◆ Aim of the task: Quote every line below exactly as it reads.

============================================================

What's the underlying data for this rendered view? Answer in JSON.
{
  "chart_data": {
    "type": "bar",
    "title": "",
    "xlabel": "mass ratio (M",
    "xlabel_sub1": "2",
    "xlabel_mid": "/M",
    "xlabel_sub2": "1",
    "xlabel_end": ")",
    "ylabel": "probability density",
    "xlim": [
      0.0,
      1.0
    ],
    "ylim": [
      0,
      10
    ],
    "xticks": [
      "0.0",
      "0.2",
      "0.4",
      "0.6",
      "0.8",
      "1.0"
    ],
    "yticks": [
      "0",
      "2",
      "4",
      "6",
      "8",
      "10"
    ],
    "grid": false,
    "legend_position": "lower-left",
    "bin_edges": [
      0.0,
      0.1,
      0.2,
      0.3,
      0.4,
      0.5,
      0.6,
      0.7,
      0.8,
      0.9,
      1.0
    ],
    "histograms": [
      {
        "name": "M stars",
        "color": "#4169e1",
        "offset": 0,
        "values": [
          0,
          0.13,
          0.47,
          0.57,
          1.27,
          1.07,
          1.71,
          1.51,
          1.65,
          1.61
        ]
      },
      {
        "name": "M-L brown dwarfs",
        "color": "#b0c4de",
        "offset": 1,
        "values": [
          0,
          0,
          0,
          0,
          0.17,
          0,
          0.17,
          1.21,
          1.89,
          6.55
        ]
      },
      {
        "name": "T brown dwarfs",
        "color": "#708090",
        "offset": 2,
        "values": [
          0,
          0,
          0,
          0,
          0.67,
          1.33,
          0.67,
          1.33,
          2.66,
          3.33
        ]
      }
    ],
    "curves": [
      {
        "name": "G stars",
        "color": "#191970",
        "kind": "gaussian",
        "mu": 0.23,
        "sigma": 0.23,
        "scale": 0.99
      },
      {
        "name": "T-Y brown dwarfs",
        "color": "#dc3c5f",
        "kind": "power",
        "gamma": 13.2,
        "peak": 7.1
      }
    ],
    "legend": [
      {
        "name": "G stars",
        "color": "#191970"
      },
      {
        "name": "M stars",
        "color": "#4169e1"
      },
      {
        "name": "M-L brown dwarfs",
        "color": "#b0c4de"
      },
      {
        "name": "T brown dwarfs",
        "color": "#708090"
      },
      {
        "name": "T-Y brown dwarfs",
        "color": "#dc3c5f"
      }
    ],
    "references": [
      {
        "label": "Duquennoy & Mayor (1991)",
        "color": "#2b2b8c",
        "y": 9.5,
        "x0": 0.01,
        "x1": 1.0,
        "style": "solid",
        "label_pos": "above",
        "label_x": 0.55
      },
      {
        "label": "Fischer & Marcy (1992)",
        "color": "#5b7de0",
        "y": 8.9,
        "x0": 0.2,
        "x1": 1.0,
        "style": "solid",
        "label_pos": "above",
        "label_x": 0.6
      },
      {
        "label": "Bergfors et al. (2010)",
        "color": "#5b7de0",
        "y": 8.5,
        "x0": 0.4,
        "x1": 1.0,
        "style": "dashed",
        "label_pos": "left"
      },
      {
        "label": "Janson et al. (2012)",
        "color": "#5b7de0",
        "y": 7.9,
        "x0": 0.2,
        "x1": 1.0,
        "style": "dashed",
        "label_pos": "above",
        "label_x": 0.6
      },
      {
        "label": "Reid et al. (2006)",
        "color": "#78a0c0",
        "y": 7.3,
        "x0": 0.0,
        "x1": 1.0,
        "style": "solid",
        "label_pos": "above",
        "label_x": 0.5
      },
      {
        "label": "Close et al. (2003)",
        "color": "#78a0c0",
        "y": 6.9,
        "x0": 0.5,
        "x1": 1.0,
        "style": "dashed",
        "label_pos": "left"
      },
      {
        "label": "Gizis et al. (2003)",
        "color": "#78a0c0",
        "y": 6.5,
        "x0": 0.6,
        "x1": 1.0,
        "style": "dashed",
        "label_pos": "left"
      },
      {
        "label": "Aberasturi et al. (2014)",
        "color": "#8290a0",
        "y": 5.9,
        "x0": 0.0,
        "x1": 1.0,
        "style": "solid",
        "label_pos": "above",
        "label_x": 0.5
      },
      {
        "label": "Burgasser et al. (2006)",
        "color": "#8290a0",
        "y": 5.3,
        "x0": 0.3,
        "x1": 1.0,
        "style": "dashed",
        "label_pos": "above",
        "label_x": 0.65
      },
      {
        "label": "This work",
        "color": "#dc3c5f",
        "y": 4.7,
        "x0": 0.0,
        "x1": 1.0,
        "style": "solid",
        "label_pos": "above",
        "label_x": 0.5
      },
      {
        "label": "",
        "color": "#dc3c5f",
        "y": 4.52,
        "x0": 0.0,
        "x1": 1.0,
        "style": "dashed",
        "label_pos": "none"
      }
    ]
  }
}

============================================================

◆ The reply:
What's the underlying data for this rendered view? Answer in JSON.
{
  "chart_data": {
    "type": "bar",
    "title": "",
    "xlabel": "mass ratio (M",
    "xlabel_sub1": "2",
    "xlabel_mid": "/M",
    "xlabel_sub2": "1",
    "xlabel_end": ")",
    "ylabel": "probability density",
    "xlim": [
      0.0,
      1.0
    ],
    "ylim": [
      0,
      10
    ],
    "xticks": [
      "0.0",
      "0.2",
      "0.4",
      "0.6",
      "0.8",
      "1.0"
    ],
    "yticks": [
      "0",
      "2",
      "4",
      "6",
      "8",
      "10"
    ],
    "grid": false,
    "legend_position": "lower-left",
    "bin_edges": [
      0.0,
      0.1,
      0.2,
      0.3,
      0.4,
      0.5,
      0.6,
      0.7,
      0.8,
      0.9,
      1.0
    ],
    "histograms": [
      {
        "name": "M stars",
        "color": "#4169e1",
        "offset": 0,
        "values": [
          0,
          0.13,
          0.47,
          0.57,
          1.27,
          1.07,
          1.71,
          1.51,
          1.65,
          1.61
        ]
      },
      {
        "name": "M-L brown dwarfs",
        "color": "#b0c4de",
        "offset": 1,
        "values": [
          0,
          0,
          0,
          0,
          0.17,
          0,
          0.17,
          1.21,
          1.89,
          6.55
        ]
      },
      {
        "name": "T brown dwarfs",
        "color": "#708090",
        "offset": 2,
        "values": [
          0,
          0,
          0,
          0,
          0.67,
          1.33,
          0.67,
          1.33,
          2.66,
          3.33
        ]
      }
    ],
    "curves": [
      {
        "name": "G stars",
        "color": "#191970",
        "kind": "gaussian",
        "mu": 0.23,
        "sigma": 0.23,
        "scale": 0.99
      },
      {
        "name": "T-Y brown dwarfs",
        "color": "#dc3c5f",
        "kind": "power",
        "gamma": 13.2,
        "peak": 7.1
      }
    ],
    "legend": [
      {
        "name": "G stars",
        "color": "#191970"
      },
      {
        "name": "M stars",
        "color": "#4169e1"
      },
      {
        "name": "M-L brown dwarfs",
        "color": "#b0c4de"
      },
      {
        "name": "T brown dwarfs",
        "color": "#708090"
      },
      {
        "name": "T-Y brown dwarfs",
        "color": "#dc3c5f"
      }
    ],
    "references": [
      {
        "label": "Duquennoy & Mayor (1991)",
        "color": "#2b2b8c",
        "y": 9.5,
        "x0": 0.01,
        "x1": 1.0,
        "style": "solid",
        "label_pos": "above",
        "label_x": 0.55
      },
      {
        "label": "Fischer & Marcy (1992)",
        "color": "#5b7de0",
        "y": 8.9,
        "x0": 0.2,
        "x1": 1.0,
        "style": "solid",
        "label_pos": "above",
        "label_x": 0.6
      },
      {
        "label": "Bergfors et al. (2010)",
        "color": "#5b7de0",
        "y": 8.5,
        "x0": 0.4,
        "x1": 1.0,
        "style": "dashed",
        "label_pos": "left"
      },
      {
        "label": "Janson et al. (2012)",
        "color": "#5b7de0",
        "y": 7.9,
        "x0": 0.2,
        "x1": 1.0,
        "style": "dashed",
        "label_pos": "above",
        "label_x": 0.6
      },
      {
        "label": "Reid et al. (2006)",
        "color": "#78a0c0",
        "y": 7.3,
        "x0": 0.0,
        "x1": 1.0,
        "style": "solid",
        "label_pos": "above",
        "label_x": 0.5
      },
      {
        "label": "Close et al. (2003)",
        "color": "#78a0c0",
        "y": 6.9,
        "x0": 0.5,
        "x1": 1.0,
        "style": "dashed",
        "label_pos": "left"
      },
      {
        "label": "Gizis et al. (2003)",
        "color": "#78a0c0",
        "y": 6.5,
        "x0": 0.6,
        "x1": 1.0,
        "style": "dashed",
        "label_pos": "left"
      },
      {
        "label": "Aberasturi et al. (2014)",
        "color": "#8290a0",
        "y": 5.9,
        "x0": 0.0,
        "x1": 1.0,
        "style": "solid",
        "label_pos": "above",
        "label_x": 0.5
      },
      {
        "label": "Burgasser et al. (2006)",
        "color": "#8290a0",
        "y": 5.3,
        "x0": 0.3,
        "x1": 1.0,
        "style": "dashed",
        "label_pos": "above",
        "label_x": 0.65
      },
      {
        "label": "This work",
        "color": "#dc3c5f",
        "y": 4.7,
        "x0": 0.0,
        "x1": 1.0,
        "style": "solid",
        "label_pos": "above",
        "label_x": 0.5
      },
      {
        "label": "",
        "color": "#dc3c5f",
        "y": 4.52,
        "x0": 0.0,
        "x1": 1.0,
        "style": "dashed",
        "label_pos": "none"
      }
    ]
  }
}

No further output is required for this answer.